• **What the exercise asks**
Copy the lines below as they are; omit the images they contain.

• **Provided data**
——

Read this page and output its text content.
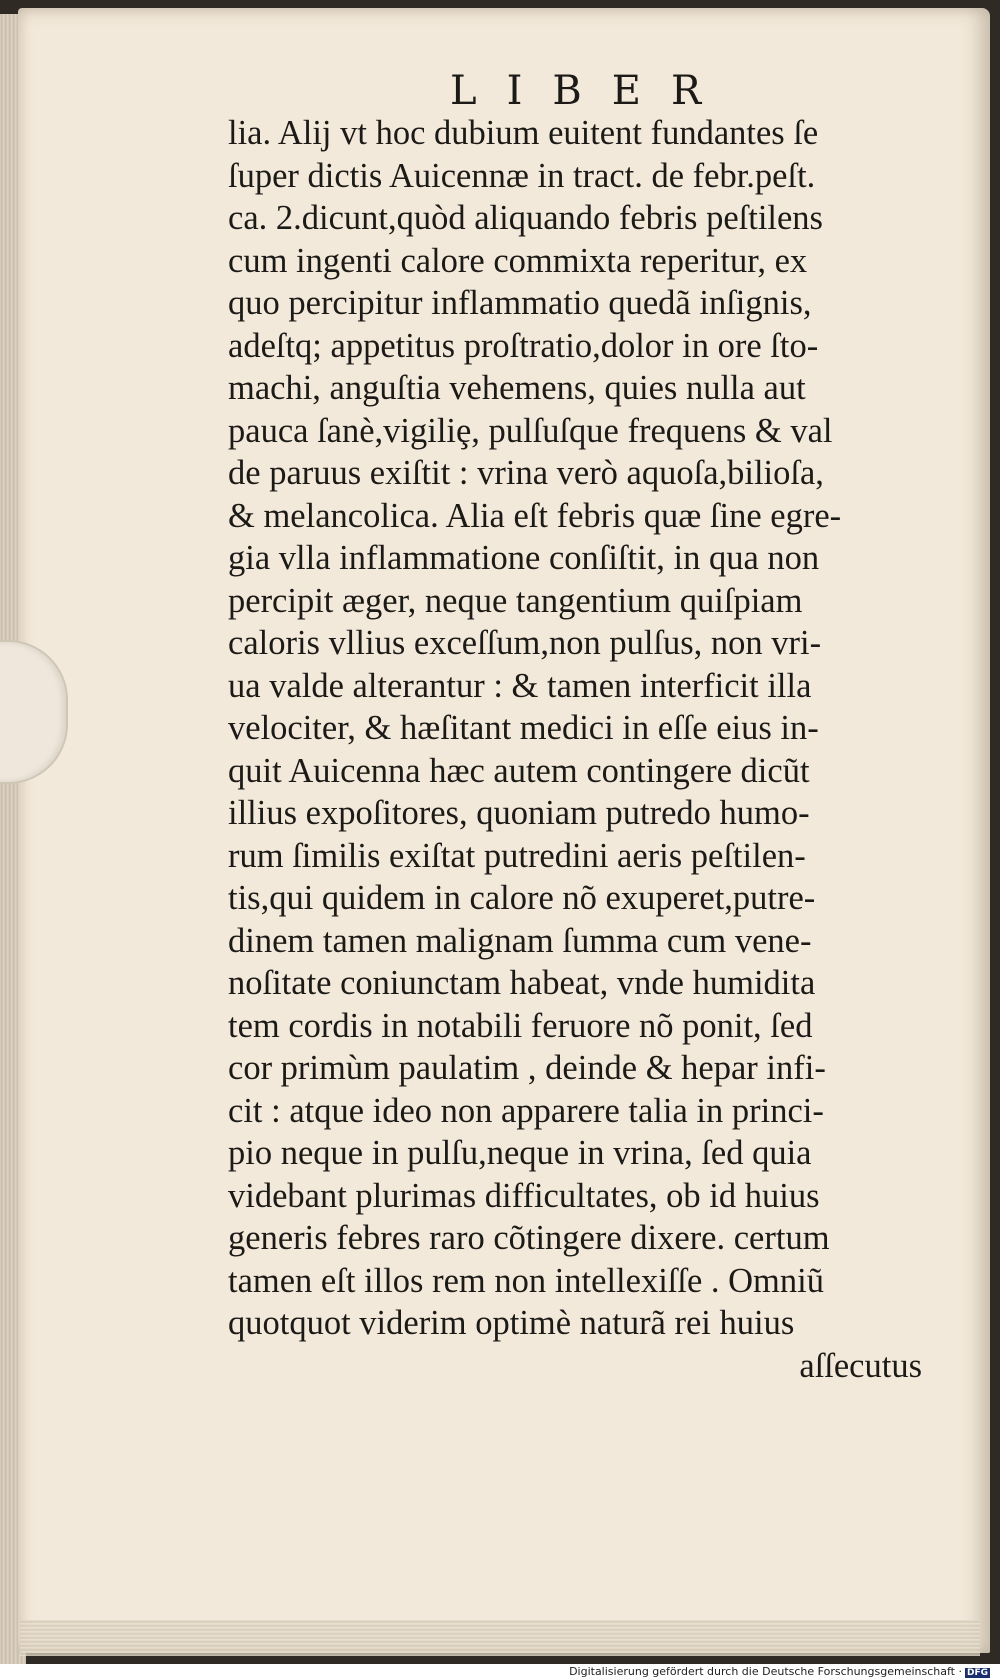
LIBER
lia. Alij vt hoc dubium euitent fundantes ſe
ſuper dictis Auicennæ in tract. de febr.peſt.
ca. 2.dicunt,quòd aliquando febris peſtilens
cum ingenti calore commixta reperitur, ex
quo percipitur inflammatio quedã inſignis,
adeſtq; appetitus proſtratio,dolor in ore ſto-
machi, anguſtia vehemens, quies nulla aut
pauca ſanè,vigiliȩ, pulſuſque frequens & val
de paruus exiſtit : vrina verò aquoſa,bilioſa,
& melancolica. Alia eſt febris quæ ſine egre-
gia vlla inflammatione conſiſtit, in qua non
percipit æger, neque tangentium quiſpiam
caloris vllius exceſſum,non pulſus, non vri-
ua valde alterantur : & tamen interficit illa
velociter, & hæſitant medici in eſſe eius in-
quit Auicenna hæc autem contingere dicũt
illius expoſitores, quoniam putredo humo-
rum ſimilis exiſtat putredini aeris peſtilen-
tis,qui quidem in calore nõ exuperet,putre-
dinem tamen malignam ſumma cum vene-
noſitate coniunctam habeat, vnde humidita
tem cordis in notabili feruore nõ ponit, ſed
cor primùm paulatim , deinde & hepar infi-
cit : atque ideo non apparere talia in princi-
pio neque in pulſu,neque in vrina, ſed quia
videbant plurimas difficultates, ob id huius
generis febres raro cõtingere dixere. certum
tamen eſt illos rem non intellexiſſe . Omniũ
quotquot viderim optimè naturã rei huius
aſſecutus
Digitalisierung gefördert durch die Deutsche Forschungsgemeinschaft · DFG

——

• **Response**
Read this page and output its text content.
LIBER
lia. Alij vt hoc dubium euitent fundantes ſe
ſuper dictis Auicennæ in tract. de febr.peſt.
ca. 2.dicunt,quòd aliquando febris peſtilens
cum ingenti calore commixta reperitur, ex
quo percipitur inflammatio quedã inſignis,
adeſtq; appetitus proſtratio,dolor in ore ſto-
machi, anguſtia vehemens, quies nulla aut
pauca ſanè,vigiliȩ, pulſuſque frequens & val
de paruus exiſtit : vrina verò aquoſa,bilioſa,
& melancolica. Alia eſt febris quæ ſine egre-
gia vlla inflammatione conſiſtit, in qua non
percipit æger, neque tangentium quiſpiam
caloris vllius exceſſum,non pulſus, non vri-
ua valde alterantur : & tamen interficit illa
velociter, & hæſitant medici in eſſe eius in-
quit Auicenna hæc autem contingere dicũt
illius expoſitores, quoniam putredo humo-
rum ſimilis exiſtat putredini aeris peſtilen-
tis,qui quidem in calore nõ exuperet,putre-
dinem tamen malignam ſumma cum vene-
noſitate coniunctam habeat, vnde humidita
tem cordis in notabili feruore nõ ponit, ſed
cor primùm paulatim , deinde & hepar infi-
cit : atque ideo non apparere talia in princi-
pio neque in pulſu,neque in vrina, ſed quia
videbant plurimas difficultates, ob id huius
generis febres raro cõtingere dixere. certum
tamen eſt illos rem non intellexiſſe . Omniũ
quotquot viderim optimè naturã rei huius
aſſecutus
Digitalisierung gefördert durch die Deutsche Forschungsgemeinschaft · DFG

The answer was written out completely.